**WHAT IS EXPECTED**
Report the count of lines where the string "your" appears, and nothing else.

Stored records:
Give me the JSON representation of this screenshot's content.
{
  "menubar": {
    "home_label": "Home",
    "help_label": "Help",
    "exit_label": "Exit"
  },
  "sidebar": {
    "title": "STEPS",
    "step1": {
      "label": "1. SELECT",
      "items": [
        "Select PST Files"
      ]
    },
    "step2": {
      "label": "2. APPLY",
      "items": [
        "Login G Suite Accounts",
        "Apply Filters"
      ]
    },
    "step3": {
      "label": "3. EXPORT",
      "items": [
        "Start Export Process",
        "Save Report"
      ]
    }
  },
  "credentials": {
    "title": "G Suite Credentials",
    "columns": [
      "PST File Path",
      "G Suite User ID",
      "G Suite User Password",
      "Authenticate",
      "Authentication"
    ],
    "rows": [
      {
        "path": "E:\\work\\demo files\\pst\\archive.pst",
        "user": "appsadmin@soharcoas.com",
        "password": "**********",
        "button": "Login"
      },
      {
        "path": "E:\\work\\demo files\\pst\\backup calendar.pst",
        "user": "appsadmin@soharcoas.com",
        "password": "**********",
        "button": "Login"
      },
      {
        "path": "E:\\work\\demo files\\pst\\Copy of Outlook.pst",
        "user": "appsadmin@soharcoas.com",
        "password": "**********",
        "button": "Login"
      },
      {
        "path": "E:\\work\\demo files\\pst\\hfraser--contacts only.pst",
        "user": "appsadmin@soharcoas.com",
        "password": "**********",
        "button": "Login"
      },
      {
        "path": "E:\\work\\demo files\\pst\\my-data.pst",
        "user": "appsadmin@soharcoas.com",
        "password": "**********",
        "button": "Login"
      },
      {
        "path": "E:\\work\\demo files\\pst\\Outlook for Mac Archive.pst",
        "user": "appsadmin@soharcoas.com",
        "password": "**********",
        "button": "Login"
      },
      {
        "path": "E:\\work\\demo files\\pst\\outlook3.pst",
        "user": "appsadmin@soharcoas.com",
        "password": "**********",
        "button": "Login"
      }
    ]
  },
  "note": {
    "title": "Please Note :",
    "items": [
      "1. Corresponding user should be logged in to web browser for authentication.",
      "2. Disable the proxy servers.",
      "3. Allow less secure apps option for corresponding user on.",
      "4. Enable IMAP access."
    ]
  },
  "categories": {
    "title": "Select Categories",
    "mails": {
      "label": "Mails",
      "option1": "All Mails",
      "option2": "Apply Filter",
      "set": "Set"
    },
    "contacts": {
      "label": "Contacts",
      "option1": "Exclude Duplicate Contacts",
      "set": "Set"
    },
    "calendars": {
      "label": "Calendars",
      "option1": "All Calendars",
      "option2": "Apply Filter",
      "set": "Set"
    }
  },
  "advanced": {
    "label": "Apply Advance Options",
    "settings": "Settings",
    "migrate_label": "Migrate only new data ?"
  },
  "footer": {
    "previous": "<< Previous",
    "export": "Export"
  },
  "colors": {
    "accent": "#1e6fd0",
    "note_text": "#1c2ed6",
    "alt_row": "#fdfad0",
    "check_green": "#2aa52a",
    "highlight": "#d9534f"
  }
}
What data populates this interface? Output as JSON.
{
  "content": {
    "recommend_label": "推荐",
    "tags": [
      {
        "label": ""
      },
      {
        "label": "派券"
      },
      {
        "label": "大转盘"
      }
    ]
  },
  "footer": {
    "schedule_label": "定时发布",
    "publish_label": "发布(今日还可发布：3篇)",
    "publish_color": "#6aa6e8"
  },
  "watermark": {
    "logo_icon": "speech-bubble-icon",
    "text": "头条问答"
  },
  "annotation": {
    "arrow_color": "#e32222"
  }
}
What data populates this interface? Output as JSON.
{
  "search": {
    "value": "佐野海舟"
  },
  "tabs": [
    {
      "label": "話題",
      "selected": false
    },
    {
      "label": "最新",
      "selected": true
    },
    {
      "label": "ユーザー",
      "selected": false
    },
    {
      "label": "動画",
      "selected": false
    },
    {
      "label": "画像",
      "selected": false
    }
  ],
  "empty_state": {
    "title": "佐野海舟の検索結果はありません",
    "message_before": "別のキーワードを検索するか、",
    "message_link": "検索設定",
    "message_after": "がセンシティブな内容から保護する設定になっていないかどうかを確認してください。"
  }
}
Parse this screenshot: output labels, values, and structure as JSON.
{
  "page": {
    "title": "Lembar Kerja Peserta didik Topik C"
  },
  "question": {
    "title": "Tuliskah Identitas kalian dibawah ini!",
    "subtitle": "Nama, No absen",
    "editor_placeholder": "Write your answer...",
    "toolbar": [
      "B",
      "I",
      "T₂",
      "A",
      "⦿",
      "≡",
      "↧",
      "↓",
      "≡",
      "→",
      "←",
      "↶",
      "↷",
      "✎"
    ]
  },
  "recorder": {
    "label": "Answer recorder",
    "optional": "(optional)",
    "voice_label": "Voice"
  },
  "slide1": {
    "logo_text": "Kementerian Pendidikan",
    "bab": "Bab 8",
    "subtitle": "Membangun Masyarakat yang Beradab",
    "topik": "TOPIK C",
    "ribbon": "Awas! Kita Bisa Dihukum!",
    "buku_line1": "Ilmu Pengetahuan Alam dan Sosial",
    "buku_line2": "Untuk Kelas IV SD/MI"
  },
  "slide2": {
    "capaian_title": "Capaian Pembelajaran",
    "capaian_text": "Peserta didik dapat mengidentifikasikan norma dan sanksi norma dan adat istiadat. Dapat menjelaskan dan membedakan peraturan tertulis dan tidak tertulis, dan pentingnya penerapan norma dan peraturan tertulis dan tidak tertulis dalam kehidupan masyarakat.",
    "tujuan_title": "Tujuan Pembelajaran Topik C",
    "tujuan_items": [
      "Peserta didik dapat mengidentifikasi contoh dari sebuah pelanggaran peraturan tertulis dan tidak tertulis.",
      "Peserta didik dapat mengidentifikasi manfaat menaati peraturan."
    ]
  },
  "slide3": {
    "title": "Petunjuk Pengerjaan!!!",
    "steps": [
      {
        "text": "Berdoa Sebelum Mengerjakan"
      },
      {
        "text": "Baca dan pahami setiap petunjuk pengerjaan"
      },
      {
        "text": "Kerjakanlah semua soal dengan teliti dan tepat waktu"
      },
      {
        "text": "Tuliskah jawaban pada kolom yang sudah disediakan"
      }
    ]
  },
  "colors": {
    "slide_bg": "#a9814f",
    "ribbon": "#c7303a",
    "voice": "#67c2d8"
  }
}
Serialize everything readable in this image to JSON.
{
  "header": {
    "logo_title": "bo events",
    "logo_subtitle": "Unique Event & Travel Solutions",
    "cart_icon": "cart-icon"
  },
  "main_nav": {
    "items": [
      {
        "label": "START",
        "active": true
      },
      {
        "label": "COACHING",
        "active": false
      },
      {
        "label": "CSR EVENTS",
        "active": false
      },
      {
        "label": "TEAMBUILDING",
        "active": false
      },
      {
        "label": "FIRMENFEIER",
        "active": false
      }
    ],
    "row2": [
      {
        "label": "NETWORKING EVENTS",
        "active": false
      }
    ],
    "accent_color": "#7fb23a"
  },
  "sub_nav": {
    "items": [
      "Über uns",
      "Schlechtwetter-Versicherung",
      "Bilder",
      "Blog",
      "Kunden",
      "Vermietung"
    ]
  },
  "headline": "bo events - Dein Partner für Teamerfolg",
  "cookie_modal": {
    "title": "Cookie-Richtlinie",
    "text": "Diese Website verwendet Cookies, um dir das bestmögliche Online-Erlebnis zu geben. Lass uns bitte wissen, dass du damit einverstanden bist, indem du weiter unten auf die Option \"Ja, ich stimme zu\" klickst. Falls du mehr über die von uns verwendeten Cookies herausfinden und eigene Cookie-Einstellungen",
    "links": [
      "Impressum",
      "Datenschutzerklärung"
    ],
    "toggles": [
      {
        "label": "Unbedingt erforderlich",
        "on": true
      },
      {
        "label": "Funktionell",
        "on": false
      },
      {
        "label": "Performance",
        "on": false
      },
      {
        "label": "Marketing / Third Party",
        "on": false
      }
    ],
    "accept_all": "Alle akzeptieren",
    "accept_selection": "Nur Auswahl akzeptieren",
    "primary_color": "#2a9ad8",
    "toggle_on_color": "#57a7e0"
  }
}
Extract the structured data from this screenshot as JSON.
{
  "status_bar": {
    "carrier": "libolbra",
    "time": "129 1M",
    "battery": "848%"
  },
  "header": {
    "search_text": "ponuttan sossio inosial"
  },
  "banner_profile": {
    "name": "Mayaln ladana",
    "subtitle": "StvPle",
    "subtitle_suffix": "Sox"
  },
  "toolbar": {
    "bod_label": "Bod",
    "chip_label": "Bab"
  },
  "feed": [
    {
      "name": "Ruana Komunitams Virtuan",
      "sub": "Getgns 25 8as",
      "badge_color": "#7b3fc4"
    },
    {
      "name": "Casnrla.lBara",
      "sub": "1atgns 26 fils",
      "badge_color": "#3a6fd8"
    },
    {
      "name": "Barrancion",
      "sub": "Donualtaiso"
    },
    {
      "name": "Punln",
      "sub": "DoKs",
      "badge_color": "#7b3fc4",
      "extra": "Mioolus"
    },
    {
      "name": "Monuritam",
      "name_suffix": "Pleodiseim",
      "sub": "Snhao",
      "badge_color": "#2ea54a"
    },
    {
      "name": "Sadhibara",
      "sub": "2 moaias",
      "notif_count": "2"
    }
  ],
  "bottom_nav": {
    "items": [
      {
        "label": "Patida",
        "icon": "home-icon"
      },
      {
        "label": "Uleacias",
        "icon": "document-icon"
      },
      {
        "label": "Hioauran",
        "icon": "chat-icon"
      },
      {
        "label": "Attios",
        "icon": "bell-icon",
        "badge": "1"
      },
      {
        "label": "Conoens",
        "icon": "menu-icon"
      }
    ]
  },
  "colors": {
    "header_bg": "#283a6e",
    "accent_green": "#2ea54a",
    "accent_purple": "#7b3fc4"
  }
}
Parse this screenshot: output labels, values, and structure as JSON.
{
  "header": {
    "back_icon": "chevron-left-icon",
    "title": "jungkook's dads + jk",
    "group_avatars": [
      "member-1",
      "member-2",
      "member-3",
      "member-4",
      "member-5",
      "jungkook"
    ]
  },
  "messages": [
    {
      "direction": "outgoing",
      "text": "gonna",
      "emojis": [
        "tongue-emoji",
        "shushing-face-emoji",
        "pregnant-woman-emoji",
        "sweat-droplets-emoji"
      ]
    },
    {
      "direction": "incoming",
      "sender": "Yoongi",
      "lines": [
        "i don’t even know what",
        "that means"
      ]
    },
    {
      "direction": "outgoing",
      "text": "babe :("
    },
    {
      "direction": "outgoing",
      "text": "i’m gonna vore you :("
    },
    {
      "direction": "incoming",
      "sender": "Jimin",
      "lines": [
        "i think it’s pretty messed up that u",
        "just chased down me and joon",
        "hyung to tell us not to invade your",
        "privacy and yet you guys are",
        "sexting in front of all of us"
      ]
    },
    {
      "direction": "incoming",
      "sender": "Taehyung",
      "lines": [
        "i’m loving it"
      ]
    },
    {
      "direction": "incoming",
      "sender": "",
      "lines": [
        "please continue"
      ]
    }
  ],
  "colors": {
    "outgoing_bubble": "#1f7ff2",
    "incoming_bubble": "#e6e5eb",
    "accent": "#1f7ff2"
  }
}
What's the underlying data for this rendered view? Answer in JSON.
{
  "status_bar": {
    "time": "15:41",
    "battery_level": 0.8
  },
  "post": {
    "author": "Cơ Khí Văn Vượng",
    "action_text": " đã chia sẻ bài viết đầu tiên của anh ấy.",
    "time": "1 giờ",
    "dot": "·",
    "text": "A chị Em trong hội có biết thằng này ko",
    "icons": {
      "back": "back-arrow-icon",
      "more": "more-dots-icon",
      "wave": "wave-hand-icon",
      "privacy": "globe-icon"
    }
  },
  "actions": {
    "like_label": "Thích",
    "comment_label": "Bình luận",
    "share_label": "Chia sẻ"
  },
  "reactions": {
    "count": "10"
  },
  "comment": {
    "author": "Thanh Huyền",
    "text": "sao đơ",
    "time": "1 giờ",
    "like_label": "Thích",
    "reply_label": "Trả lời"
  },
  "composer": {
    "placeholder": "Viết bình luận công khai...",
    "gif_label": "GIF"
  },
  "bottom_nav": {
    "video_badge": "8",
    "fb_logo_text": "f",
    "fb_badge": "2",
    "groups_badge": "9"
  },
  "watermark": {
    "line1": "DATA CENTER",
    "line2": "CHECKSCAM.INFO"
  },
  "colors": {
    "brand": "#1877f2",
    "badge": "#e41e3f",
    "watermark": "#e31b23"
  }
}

**SOLUTION**
2